Collected data entries »
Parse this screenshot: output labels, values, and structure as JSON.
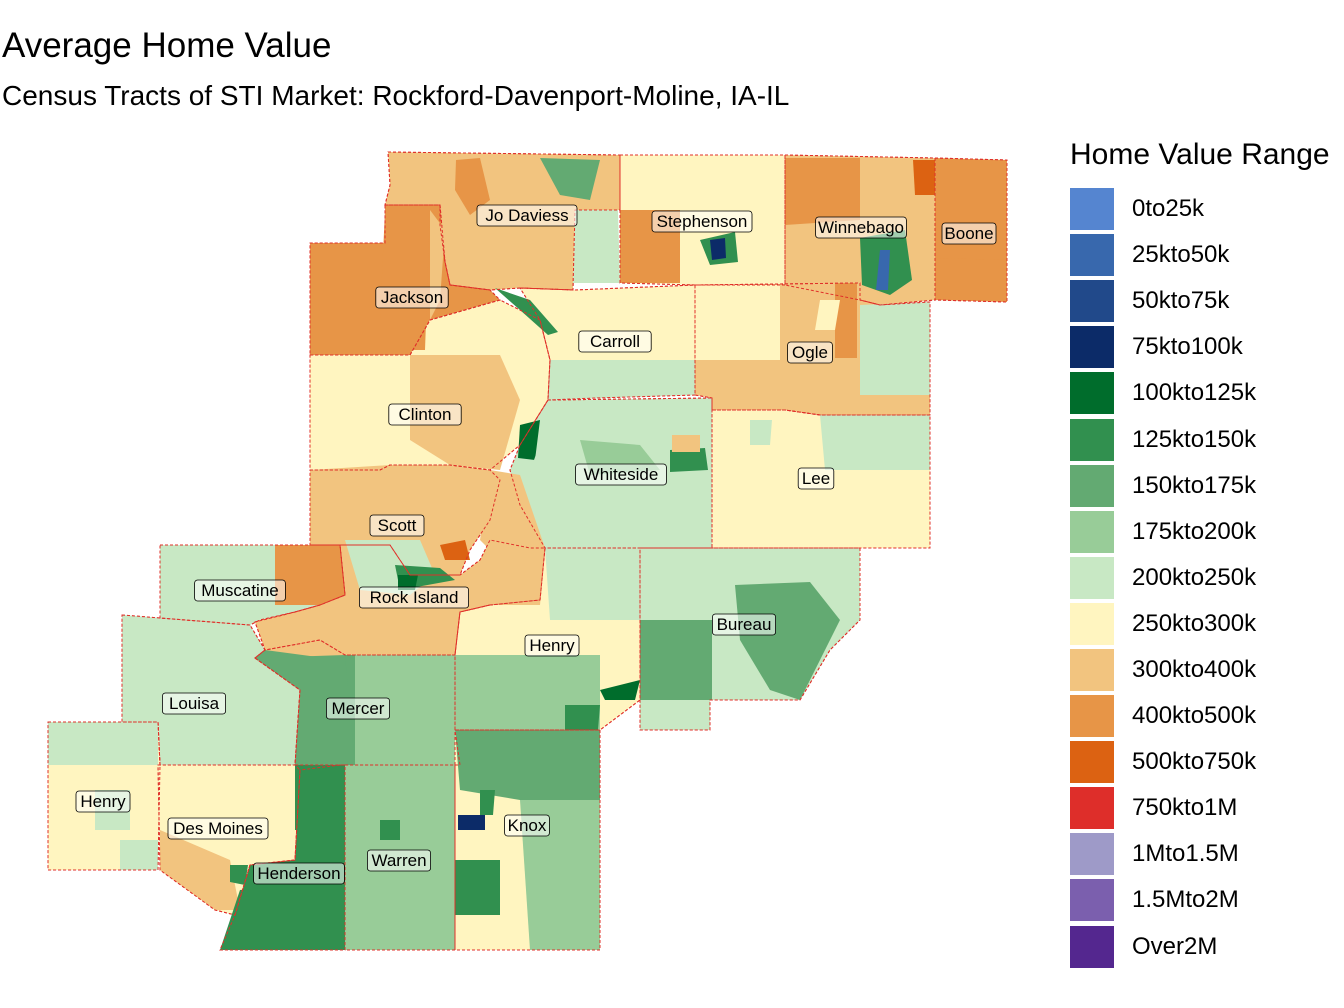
{
  "title": "Average Home Value",
  "subtitle": "Census Tracts of STI Market: Rockford-Davenport-Moline, IA-IL",
  "legend": {
    "title": "Home Value Range",
    "items": [
      {
        "label": "0to25k",
        "color": "#5585d0"
      },
      {
        "label": "25kto50k",
        "color": "#3868ad"
      },
      {
        "label": "50kto75k",
        "color": "#21498a"
      },
      {
        "label": "75kto100k",
        "color": "#0c2b68"
      },
      {
        "label": "100kto125k",
        "color": "#006d2c"
      },
      {
        "label": "125kto150k",
        "color": "#31904f"
      },
      {
        "label": "150kto175k",
        "color": "#63aa72"
      },
      {
        "label": "175kto200k",
        "color": "#98cc98"
      },
      {
        "label": "200kto250k",
        "color": "#c8e8c4"
      },
      {
        "label": "250kto300k",
        "color": "#fff5c0"
      },
      {
        "label": "300kto400k",
        "color": "#f2c47f"
      },
      {
        "label": "400kto500k",
        "color": "#e79547"
      },
      {
        "label": "500kto750k",
        "color": "#dc6212"
      },
      {
        "label": "750kto1M",
        "color": "#de2e2a"
      },
      {
        "label": "1Mto1.5M",
        "color": "#9e9ac8"
      },
      {
        "label": "1.5Mto2M",
        "color": "#7b5fae"
      },
      {
        "label": "Over2M",
        "color": "#54278f"
      }
    ]
  },
  "counties": [
    {
      "name": "Jo Daviess",
      "value_class": "300kto400k"
    },
    {
      "name": "Stephenson",
      "value_class": "250kto300k"
    },
    {
      "name": "Winnebago",
      "value_class": "300kto400k"
    },
    {
      "name": "Boone",
      "value_class": "400kto500k"
    },
    {
      "name": "Jackson",
      "value_class": "400kto500k"
    },
    {
      "name": "Carroll",
      "value_class": "250kto300k"
    },
    {
      "name": "Ogle",
      "value_class": "300kto400k"
    },
    {
      "name": "Clinton",
      "value_class": "250kto300k"
    },
    {
      "name": "Whiteside",
      "value_class": "200kto250k"
    },
    {
      "name": "Lee",
      "value_class": "250kto300k"
    },
    {
      "name": "Scott",
      "value_class": "300kto400k"
    },
    {
      "name": "Muscatine",
      "value_class": "200kto250k"
    },
    {
      "name": "Rock Island",
      "value_class": "300kto400k"
    },
    {
      "name": "Henry",
      "value_class": "250kto300k"
    },
    {
      "name": "Bureau",
      "value_class": "200kto250k"
    },
    {
      "name": "Louisa",
      "value_class": "200kto250k"
    },
    {
      "name": "Mercer",
      "value_class": "150kto175k"
    },
    {
      "name": "Henry",
      "value_class": "250kto300k"
    },
    {
      "name": "Des Moines",
      "value_class": "250kto300k"
    },
    {
      "name": "Warren",
      "value_class": "175kto200k"
    },
    {
      "name": "Knox",
      "value_class": "250kto300k"
    },
    {
      "name": "Henderson",
      "value_class": "125kto150k"
    }
  ]
}
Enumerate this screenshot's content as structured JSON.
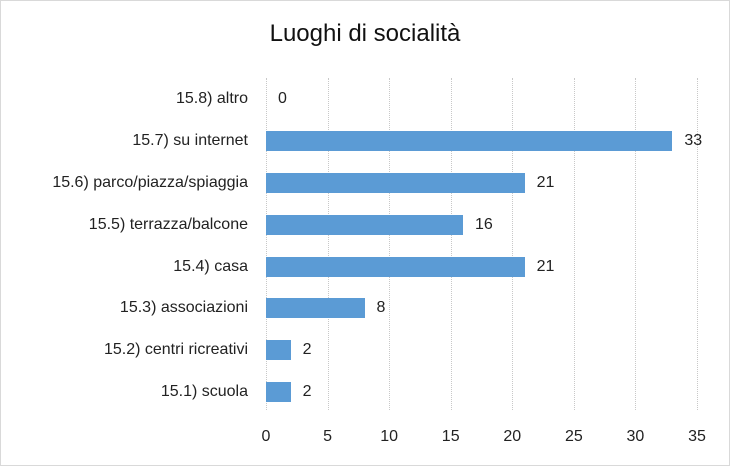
{
  "chart_data": {
    "type": "bar",
    "orientation": "horizontal",
    "title": "Luoghi di socialità",
    "xlabel": "",
    "ylabel": "",
    "categories": [
      "15.8) altro",
      "15.7) su internet",
      "15.6) parco/piazza/spiaggia",
      "15.5) terrazza/balcone",
      "15.4) casa",
      "15.3) associazioni",
      "15.2) centri ricreativi",
      "15.1) scuola"
    ],
    "values": [
      0,
      33,
      21,
      16,
      21,
      8,
      2,
      2
    ],
    "data_labels": [
      "0",
      "33",
      "21",
      "16",
      "21",
      "8",
      "2",
      "2"
    ],
    "xlim": [
      0,
      35
    ],
    "xticks": [
      "0",
      "5",
      "10",
      "15",
      "20",
      "25",
      "30",
      "35"
    ],
    "grid": true,
    "legend": "none",
    "bar_color": "#5b9bd5"
  }
}
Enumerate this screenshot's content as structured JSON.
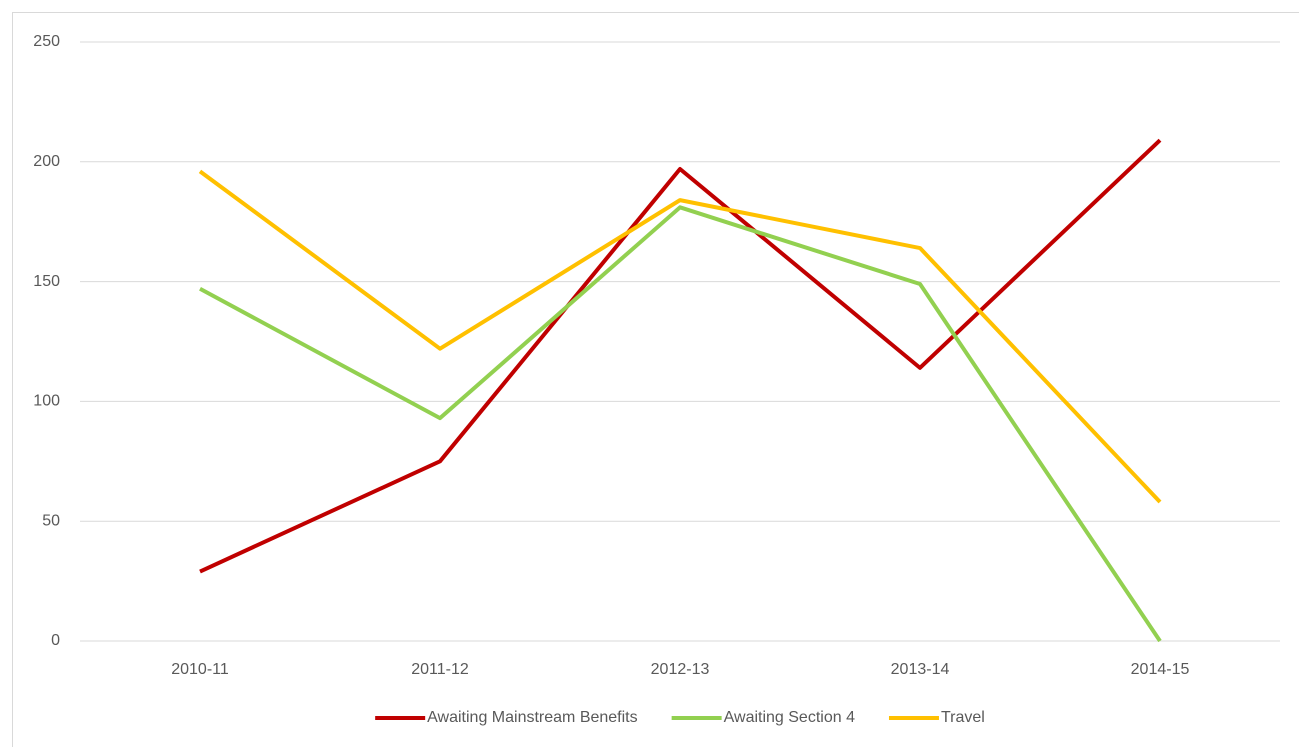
{
  "chart_data": {
    "type": "line",
    "categories": [
      "2010-11",
      "2011-12",
      "2012-13",
      "2013-14",
      "2014-15"
    ],
    "series": [
      {
        "name": "Awaiting Mainstream Benefits",
        "color": "#c00000",
        "values": [
          29,
          75,
          197,
          114,
          209
        ]
      },
      {
        "name": "Awaiting Section 4",
        "color": "#92d050",
        "values": [
          147,
          93,
          181,
          149,
          0
        ]
      },
      {
        "name": "Travel",
        "color": "#ffc000",
        "values": [
          196,
          122,
          184,
          164,
          58
        ]
      }
    ],
    "ylim": [
      0,
      250
    ],
    "yticks": [
      0,
      50,
      100,
      150,
      200,
      250
    ],
    "grid": true,
    "legend": "bottom"
  }
}
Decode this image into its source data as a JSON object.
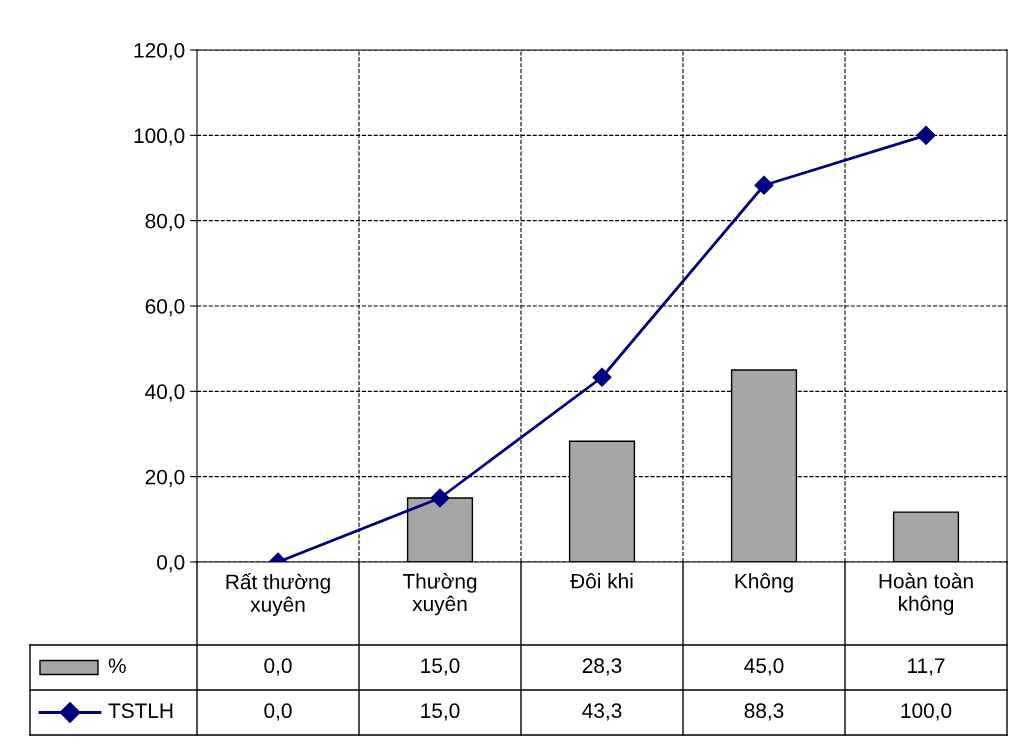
{
  "chart_data": {
    "type": "bar",
    "categories": [
      "Rất thường\nxuyên",
      "Thường\nxuyên",
      "Đôi khi",
      "Không",
      "Hoàn toàn\nkhông"
    ],
    "series": [
      {
        "name": "%",
        "color": "#a6a6a6",
        "values": [
          0.0,
          15.0,
          28.3,
          45.0,
          11.7
        ],
        "value_labels": [
          "0,0",
          "15,0",
          "28,3",
          "45,0",
          "11,7"
        ]
      },
      {
        "name": "TSTLH",
        "type": "line",
        "color": "#000080",
        "marker": "diamond",
        "values": [
          0.0,
          15.0,
          43.3,
          88.3,
          100.0
        ],
        "value_labels": [
          "0,0",
          "15,0",
          "43,3",
          "88,3",
          "100,0"
        ]
      }
    ],
    "ylim": [
      0,
      120
    ],
    "yticks": [
      {
        "value": 0,
        "label": "0,0"
      },
      {
        "value": 20,
        "label": "20,0"
      },
      {
        "value": 40,
        "label": "40,0"
      },
      {
        "value": 60,
        "label": "60,0"
      },
      {
        "value": 80,
        "label": "80,0"
      },
      {
        "value": 100,
        "label": "100,0"
      },
      {
        "value": 120,
        "label": "120,0"
      }
    ],
    "grid": true,
    "line_style": "solid",
    "legend": "bottom left"
  }
}
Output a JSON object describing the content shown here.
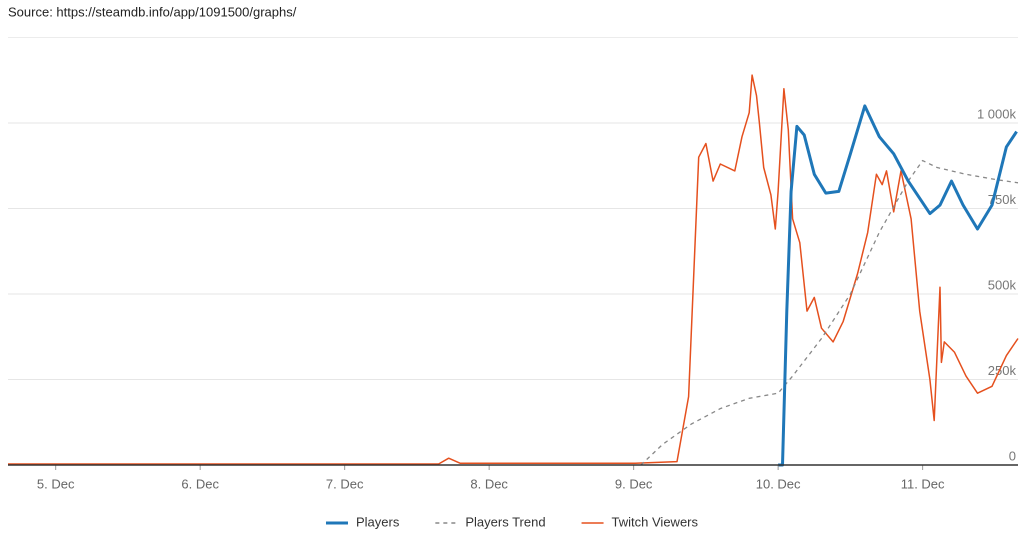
{
  "chart_data": {
    "type": "line",
    "source": "Source: https://steamdb.info/app/1091500/graphs/",
    "xlim": [
      4.67,
      11.66
    ],
    "xticks": [
      {
        "value": 5,
        "label": "5. Dec"
      },
      {
        "value": 6,
        "label": "6. Dec"
      },
      {
        "value": 7,
        "label": "7. Dec"
      },
      {
        "value": 8,
        "label": "8. Dec"
      },
      {
        "value": 9,
        "label": "9. Dec"
      },
      {
        "value": 10,
        "label": "10. Dec"
      },
      {
        "value": 11,
        "label": "11. Dec"
      }
    ],
    "ylim": [
      0,
      1250000
    ],
    "yticks": [
      0,
      {
        "value": 250000,
        "label": "250k"
      },
      {
        "value": 500000,
        "label": "500k"
      },
      {
        "value": 750000,
        "label": "750k"
      },
      {
        "value": 1000000,
        "label": "1 000k"
      }
    ],
    "grid": true,
    "legend": "bottom",
    "series": [
      {
        "name": "Players",
        "color": "#1f77b8",
        "line_style": "thick",
        "x": [
          10.0,
          10.03,
          10.06,
          10.09,
          10.13,
          10.18,
          10.25,
          10.33,
          10.42,
          10.5,
          10.6,
          10.7,
          10.8,
          10.9,
          11.05,
          11.12,
          11.2,
          11.28,
          11.38,
          11.48,
          11.58,
          11.65
        ],
        "values": [
          0,
          0,
          450000,
          800000,
          990000,
          965000,
          850000,
          795000,
          800000,
          910000,
          1050000,
          960000,
          910000,
          830000,
          735000,
          760000,
          830000,
          760000,
          690000,
          760000,
          930000,
          975000
        ]
      },
      {
        "name": "Players Trend",
        "color": "#888888",
        "line_style": "dashed",
        "x": [
          9.05,
          9.2,
          9.4,
          9.6,
          9.8,
          10.0,
          10.1,
          10.3,
          10.5,
          10.7,
          10.9,
          11.0,
          11.1,
          11.3,
          11.5,
          11.66
        ],
        "values": [
          0,
          60000,
          120000,
          165000,
          195000,
          210000,
          260000,
          370000,
          500000,
          680000,
          830000,
          890000,
          870000,
          850000,
          835000,
          825000
        ]
      },
      {
        "name": "Twitch Viewers",
        "color": "#e5501e",
        "line_style": "thin",
        "x": [
          4.67,
          7.65,
          7.72,
          7.8,
          9.0,
          9.3,
          9.38,
          9.45,
          9.5,
          9.55,
          9.6,
          9.7,
          9.75,
          9.8,
          9.82,
          9.85,
          9.87,
          9.9,
          9.95,
          9.98,
          10.0,
          10.04,
          10.07,
          10.1,
          10.15,
          10.2,
          10.25,
          10.3,
          10.38,
          10.45,
          10.55,
          10.62,
          10.68,
          10.72,
          10.75,
          10.8,
          10.85,
          10.92,
          10.98,
          11.05,
          11.08,
          11.12,
          11.13,
          11.15,
          11.22,
          11.3,
          11.38,
          11.48,
          11.58,
          11.66
        ],
        "values": [
          3000,
          3000,
          20000,
          5000,
          5000,
          10000,
          200000,
          900000,
          940000,
          830000,
          880000,
          860000,
          960000,
          1030000,
          1140000,
          1080000,
          1000000,
          870000,
          790000,
          690000,
          800000,
          1100000,
          980000,
          720000,
          650000,
          450000,
          490000,
          400000,
          360000,
          420000,
          560000,
          680000,
          850000,
          820000,
          860000,
          740000,
          860000,
          720000,
          450000,
          250000,
          130000,
          520000,
          300000,
          360000,
          330000,
          260000,
          210000,
          230000,
          320000,
          370000
        ]
      }
    ]
  }
}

Problem to work on » Tell how many lines in the material contain the word "this". Only the number is wanted.

Worked answer » 4